* Start LISTED ENTRIES *

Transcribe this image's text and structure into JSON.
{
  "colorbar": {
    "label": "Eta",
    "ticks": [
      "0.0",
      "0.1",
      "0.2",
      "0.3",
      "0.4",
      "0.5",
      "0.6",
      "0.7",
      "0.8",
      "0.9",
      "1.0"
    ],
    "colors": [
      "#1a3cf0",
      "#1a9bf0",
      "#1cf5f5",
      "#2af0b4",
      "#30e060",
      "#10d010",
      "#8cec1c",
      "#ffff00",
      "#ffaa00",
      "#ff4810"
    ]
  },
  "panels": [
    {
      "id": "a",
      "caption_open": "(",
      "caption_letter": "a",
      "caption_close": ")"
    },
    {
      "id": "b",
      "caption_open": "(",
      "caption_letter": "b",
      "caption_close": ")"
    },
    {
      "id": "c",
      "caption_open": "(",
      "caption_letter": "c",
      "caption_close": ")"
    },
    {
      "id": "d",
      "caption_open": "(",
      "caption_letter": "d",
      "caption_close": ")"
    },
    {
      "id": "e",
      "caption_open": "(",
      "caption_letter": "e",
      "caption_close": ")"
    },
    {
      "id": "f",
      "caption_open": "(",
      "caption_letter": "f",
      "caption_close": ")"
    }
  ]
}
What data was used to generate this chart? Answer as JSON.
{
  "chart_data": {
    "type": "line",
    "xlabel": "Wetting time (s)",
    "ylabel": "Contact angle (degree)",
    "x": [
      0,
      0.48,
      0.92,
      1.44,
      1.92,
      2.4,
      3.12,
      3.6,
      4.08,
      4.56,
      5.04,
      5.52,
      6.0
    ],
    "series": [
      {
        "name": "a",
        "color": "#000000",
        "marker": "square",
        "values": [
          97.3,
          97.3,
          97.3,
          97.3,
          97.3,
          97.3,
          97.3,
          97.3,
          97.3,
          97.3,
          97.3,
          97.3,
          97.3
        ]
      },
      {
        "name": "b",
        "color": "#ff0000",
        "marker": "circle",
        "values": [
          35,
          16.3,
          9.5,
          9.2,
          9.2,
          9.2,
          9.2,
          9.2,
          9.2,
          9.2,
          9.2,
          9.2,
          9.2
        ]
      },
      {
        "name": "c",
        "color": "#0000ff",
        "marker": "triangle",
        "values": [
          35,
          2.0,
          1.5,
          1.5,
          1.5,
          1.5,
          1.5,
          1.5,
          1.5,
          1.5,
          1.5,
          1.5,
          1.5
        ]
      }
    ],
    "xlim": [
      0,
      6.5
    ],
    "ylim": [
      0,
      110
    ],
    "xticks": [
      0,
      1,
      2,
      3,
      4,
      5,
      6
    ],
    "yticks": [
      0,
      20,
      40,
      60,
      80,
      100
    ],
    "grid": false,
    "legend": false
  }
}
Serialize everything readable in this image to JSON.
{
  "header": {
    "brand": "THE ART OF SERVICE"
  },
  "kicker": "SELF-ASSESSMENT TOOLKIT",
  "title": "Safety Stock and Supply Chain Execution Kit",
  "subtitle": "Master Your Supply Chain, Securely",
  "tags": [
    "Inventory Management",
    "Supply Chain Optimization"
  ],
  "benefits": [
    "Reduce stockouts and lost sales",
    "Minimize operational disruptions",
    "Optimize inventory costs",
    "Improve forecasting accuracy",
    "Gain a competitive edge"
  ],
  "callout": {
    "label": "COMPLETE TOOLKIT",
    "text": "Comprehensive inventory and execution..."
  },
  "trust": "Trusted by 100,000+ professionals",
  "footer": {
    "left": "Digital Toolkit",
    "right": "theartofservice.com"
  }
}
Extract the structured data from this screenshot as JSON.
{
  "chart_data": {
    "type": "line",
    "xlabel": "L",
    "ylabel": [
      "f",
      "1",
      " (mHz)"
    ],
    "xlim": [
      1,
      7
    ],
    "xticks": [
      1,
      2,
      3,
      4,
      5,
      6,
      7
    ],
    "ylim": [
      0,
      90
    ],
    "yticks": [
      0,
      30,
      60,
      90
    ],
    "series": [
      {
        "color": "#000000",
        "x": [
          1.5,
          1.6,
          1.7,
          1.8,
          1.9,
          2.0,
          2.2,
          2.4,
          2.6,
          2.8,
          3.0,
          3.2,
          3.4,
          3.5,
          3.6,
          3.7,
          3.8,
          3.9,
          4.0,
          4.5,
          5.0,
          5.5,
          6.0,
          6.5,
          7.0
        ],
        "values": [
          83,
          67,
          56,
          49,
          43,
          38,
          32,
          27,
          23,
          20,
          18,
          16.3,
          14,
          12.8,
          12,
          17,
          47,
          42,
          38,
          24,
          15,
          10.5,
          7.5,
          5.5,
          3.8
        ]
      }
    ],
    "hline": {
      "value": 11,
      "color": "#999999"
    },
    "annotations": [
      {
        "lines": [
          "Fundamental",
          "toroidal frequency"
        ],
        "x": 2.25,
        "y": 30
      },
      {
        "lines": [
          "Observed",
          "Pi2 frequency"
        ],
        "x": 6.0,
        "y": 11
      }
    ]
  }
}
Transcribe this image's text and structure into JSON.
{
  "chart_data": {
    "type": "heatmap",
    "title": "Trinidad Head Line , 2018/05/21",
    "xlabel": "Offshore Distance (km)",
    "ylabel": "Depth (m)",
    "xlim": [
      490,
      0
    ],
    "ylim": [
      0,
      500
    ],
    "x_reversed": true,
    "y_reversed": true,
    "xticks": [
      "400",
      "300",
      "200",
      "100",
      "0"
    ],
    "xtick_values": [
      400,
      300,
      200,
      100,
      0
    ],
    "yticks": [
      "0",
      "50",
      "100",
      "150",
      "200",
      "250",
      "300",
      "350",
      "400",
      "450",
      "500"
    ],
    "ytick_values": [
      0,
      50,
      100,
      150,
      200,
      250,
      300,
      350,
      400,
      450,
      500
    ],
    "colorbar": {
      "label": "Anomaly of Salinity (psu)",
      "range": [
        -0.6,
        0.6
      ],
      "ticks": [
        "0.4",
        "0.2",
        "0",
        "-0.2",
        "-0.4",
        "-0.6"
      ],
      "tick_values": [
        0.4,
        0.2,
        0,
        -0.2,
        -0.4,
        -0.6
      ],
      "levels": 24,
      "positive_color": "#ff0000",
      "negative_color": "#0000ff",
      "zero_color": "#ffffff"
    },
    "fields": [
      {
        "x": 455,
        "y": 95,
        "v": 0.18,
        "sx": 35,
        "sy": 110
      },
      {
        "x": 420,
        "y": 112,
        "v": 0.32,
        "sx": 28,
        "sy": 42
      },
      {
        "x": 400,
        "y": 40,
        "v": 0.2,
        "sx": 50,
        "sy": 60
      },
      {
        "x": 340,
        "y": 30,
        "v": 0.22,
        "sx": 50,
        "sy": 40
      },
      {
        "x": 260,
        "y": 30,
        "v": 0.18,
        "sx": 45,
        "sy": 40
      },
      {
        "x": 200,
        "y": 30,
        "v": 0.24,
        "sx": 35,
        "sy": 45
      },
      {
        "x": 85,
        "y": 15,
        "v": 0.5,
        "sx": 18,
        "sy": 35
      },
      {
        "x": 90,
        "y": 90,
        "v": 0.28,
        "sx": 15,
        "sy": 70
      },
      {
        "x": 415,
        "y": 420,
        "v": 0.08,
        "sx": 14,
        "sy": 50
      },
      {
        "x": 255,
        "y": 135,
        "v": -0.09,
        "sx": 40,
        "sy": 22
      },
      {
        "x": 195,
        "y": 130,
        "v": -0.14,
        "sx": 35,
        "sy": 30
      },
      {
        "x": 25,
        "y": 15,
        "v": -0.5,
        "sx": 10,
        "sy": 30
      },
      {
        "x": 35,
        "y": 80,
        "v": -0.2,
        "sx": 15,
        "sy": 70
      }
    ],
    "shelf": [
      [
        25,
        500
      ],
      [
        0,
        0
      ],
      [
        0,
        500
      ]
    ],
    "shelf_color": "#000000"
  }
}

* End LISTED ENTRIES *

TASK DETAILS — Gather all the lines that include the word "Chain" and copy them out.

WRITTEN RESPONSE —
  "title": "Safety Stock and Supply Chain Execution Kit",
  "subtitle": "Master Your Supply Chain, Securely",
    "Supply Chain Optimization"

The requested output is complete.